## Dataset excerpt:
>>>>
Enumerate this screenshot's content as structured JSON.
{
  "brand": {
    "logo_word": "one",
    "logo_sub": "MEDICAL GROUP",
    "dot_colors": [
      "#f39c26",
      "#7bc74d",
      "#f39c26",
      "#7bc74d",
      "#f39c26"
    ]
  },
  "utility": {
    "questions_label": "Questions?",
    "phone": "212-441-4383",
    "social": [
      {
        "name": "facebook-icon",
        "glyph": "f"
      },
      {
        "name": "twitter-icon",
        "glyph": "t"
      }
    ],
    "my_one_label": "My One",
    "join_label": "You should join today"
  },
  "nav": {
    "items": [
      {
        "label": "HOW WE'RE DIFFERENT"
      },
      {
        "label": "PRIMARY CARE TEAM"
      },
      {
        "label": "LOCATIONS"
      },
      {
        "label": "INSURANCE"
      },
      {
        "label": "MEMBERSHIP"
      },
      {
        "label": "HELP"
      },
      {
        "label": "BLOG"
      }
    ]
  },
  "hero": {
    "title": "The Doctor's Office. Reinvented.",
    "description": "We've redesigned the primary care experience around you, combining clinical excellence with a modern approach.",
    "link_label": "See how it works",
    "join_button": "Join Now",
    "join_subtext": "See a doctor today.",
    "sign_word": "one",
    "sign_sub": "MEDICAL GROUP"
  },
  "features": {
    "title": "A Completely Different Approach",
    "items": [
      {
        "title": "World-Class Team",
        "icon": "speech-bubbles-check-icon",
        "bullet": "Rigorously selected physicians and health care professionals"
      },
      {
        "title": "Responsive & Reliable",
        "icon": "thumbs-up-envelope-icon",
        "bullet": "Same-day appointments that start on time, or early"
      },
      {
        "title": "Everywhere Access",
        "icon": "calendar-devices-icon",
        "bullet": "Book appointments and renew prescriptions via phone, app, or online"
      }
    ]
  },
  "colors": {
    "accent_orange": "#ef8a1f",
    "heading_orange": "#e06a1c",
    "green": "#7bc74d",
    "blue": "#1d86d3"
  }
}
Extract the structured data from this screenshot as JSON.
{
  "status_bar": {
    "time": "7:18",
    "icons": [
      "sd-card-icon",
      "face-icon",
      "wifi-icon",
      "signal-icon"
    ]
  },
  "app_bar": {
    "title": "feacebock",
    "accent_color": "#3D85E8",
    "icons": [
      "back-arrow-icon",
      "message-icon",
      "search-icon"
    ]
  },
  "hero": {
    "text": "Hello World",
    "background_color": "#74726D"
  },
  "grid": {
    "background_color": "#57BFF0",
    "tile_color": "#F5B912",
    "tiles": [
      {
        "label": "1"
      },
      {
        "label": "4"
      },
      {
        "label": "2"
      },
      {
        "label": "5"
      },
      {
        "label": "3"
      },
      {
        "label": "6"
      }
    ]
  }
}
<<<<
## INSTRUCTION:
Write out the material exactly as given.

## RESULT FOR THIS EXERCISE:
Enumerate this screenshot's content as structured JSON.
{
  "brand": {
    "logo_word": "one",
    "logo_sub": "MEDICAL GROUP",
    "dot_colors": [
      "#f39c26",
      "#7bc74d",
      "#f39c26",
      "#7bc74d",
      "#f39c26"
    ]
  },
  "utility": {
    "questions_label": "Questions?",
    "phone": "212-441-4383",
    "social": [
      {
        "name": "facebook-icon",
        "glyph": "f"
      },
      {
        "name": "twitter-icon",
        "glyph": "t"
      }
    ],
    "my_one_label": "My One",
    "join_label": "You should join today"
  },
  "nav": {
    "items": [
      {
        "label": "HOW WE'RE DIFFERENT"
      },
      {
        "label": "PRIMARY CARE TEAM"
      },
      {
        "label": "LOCATIONS"
      },
      {
        "label": "INSURANCE"
      },
      {
        "label": "MEMBERSHIP"
      },
      {
        "label": "HELP"
      },
      {
        "label": "BLOG"
      }
    ]
  },
  "hero": {
    "title": "The Doctor's Office. Reinvented.",
    "description": "We've redesigned the primary care experience around you, combining clinical excellence with a modern approach.",
    "link_label": "See how it works",
    "join_button": "Join Now",
    "join_subtext": "See a doctor today.",
    "sign_word": "one",
    "sign_sub": "MEDICAL GROUP"
  },
  "features": {
    "title": "A Completely Different Approach",
    "items": [
      {
        "title": "World-Class Team",
        "icon": "speech-bubbles-check-icon",
        "bullet": "Rigorously selected physicians and health care professionals"
      },
      {
        "title": "Responsive & Reliable",
        "icon": "thumbs-up-envelope-icon",
        "bullet": "Same-day appointments that start on time, or early"
      },
      {
        "title": "Everywhere Access",
        "icon": "calendar-devices-icon",
        "bullet": "Book appointments and renew prescriptions via phone, app, or online"
      }
    ]
  },
  "colors": {
    "accent_orange": "#ef8a1f",
    "heading_orange": "#e06a1c",
    "green": "#7bc74d",
    "blue": "#1d86d3"
  }
}
Extract the structured data from this screenshot as JSON.
{
  "status_bar": {
    "time": "7:18",
    "icons": [
      "sd-card-icon",
      "face-icon",
      "wifi-icon",
      "signal-icon"
    ]
  },
  "app_bar": {
    "title": "feacebock",
    "accent_color": "#3D85E8",
    "icons": [
      "back-arrow-icon",
      "message-icon",
      "search-icon"
    ]
  },
  "hero": {
    "text": "Hello World",
    "background_color": "#74726D"
  },
  "grid": {
    "background_color": "#57BFF0",
    "tile_color": "#F5B912",
    "tiles": [
      {
        "label": "1"
      },
      {
        "label": "4"
      },
      {
        "label": "2"
      },
      {
        "label": "5"
      },
      {
        "label": "3"
      },
      {
        "label": "6"
      }
    ]
  }
}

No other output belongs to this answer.